Task details: Read the data and repeat it in full, exactly.

Extracted data:
** START **

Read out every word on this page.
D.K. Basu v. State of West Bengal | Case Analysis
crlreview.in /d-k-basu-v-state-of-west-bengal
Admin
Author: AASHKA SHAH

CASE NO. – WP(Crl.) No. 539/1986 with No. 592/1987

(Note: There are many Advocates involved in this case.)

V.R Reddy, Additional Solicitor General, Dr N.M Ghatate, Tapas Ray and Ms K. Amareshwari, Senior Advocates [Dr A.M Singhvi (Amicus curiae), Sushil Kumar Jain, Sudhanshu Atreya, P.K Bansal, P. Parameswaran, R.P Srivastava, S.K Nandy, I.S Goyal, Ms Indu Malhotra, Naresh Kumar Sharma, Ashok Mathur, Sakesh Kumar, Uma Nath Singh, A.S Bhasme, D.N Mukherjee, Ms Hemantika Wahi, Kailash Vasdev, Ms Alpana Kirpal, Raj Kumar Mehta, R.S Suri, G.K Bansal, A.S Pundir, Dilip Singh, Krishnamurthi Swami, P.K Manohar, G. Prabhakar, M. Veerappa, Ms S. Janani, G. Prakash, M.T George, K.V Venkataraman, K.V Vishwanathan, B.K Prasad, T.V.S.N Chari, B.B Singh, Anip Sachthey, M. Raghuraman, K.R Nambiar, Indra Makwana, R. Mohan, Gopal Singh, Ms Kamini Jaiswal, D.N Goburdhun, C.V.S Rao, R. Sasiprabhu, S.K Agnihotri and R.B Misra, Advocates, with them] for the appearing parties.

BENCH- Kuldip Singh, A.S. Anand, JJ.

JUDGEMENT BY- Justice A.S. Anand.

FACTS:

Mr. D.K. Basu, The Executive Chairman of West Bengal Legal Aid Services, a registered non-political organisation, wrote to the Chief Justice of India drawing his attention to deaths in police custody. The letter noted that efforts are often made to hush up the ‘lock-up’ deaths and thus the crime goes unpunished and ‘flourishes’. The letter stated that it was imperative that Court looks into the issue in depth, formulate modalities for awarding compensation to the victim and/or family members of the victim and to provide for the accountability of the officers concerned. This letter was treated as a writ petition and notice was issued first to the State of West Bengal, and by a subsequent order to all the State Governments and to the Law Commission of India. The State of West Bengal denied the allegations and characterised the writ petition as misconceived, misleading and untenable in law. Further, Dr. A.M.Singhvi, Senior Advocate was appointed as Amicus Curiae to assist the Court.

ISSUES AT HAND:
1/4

** END **

Response to this task:
Read out every word on this page.
D.K. Basu v. State of West Bengal | Case Analysis
crlreview.in /d-k-basu-v-state-of-west-bengal
Admin
Author: AASHKA SHAH

CASE NO. – WP(Crl.) No. 539/1986 with No. 592/1987

(Note: There are many Advocates involved in this case.)

V.R Reddy, Additional Solicitor General, Dr N.M Ghatate, Tapas Ray and Ms K. Amareshwari, Senior Advocates [Dr A.M Singhvi (Amicus curiae), Sushil Kumar Jain, Sudhanshu Atreya, P.K Bansal, P. Parameswaran, R.P Srivastava, S.K Nandy, I.S Goyal, Ms Indu Malhotra, Naresh Kumar Sharma, Ashok Mathur, Sakesh Kumar, Uma Nath Singh, A.S Bhasme, D.N Mukherjee, Ms Hemantika Wahi, Kailash Vasdev, Ms Alpana Kirpal, Raj Kumar Mehta, R.S Suri, G.K Bansal, A.S Pundir, Dilip Singh, Krishnamurthi Swami, P.K Manohar, G. Prabhakar, M. Veerappa, Ms S. Janani, G. Prakash, M.T George, K.V Venkataraman, K.V Vishwanathan, B.K Prasad, T.V.S.N Chari, B.B Singh, Anip Sachthey, M. Raghuraman, K.R Nambiar, Indra Makwana, R. Mohan, Gopal Singh, Ms Kamini Jaiswal, D.N Goburdhun, C.V.S Rao, R. Sasiprabhu, S.K Agnihotri and R.B Misra, Advocates, with them] for the appearing parties.

BENCH- Kuldip Singh, A.S. Anand, JJ.

JUDGEMENT BY- Justice A.S. Anand.

FACTS:

Mr. D.K. Basu, The Executive Chairman of West Bengal Legal Aid Services, a registered non-political organisation, wrote to the Chief Justice of India drawing his attention to deaths in police custody. The letter noted that efforts are often made to hush up the ‘lock-up’ deaths and thus the crime goes unpunished and ‘flourishes’. The letter stated that it was imperative that Court looks into the issue in depth, formulate modalities for awarding compensation to the victim and/or family members of the victim and to provide for the accountability of the officers concerned. This letter was treated as a writ petition and notice was issued first to the State of West Bengal, and by a subsequent order to all the State Governments and to the Law Commission of India. The State of West Bengal denied the allegations and characterised the writ petition as misconceived, misleading and untenable in law. Further, Dr. A.M.Singhvi, Senior Advocate was appointed as Amicus Curiae to assist the Court.

ISSUES AT HAND:
1/4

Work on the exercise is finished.